→ Exercise prompt
Identify and copy all lines of the material where the string "detected" is found.

## Begin Entries

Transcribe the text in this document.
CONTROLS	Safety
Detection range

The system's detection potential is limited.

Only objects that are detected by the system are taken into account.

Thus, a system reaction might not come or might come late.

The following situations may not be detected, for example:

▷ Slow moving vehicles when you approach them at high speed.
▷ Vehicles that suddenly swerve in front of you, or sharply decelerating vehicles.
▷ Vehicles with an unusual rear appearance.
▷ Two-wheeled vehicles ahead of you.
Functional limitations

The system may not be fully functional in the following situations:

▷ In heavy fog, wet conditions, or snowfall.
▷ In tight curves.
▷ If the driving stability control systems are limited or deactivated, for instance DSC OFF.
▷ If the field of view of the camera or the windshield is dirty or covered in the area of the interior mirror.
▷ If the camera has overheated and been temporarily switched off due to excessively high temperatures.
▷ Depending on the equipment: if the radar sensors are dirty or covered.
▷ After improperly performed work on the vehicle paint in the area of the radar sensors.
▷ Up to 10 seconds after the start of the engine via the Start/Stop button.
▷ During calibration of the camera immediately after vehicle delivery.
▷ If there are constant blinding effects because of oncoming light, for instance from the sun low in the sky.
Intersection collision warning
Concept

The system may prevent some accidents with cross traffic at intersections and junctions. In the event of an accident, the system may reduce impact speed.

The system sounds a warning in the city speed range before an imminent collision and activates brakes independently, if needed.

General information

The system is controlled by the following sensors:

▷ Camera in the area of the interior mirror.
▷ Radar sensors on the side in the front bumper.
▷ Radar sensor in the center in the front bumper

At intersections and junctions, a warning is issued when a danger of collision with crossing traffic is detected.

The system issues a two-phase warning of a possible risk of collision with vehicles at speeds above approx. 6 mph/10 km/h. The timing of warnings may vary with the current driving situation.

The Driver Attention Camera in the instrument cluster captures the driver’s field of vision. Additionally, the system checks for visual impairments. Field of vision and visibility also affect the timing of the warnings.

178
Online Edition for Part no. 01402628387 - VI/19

## End Entries

→ Result for this task
Only objects that are detected by the system are taken into account.
The following situations may not be detected, for example:
At intersections and junctions, a warning is issued when a danger of collision with crossing traffic is detected.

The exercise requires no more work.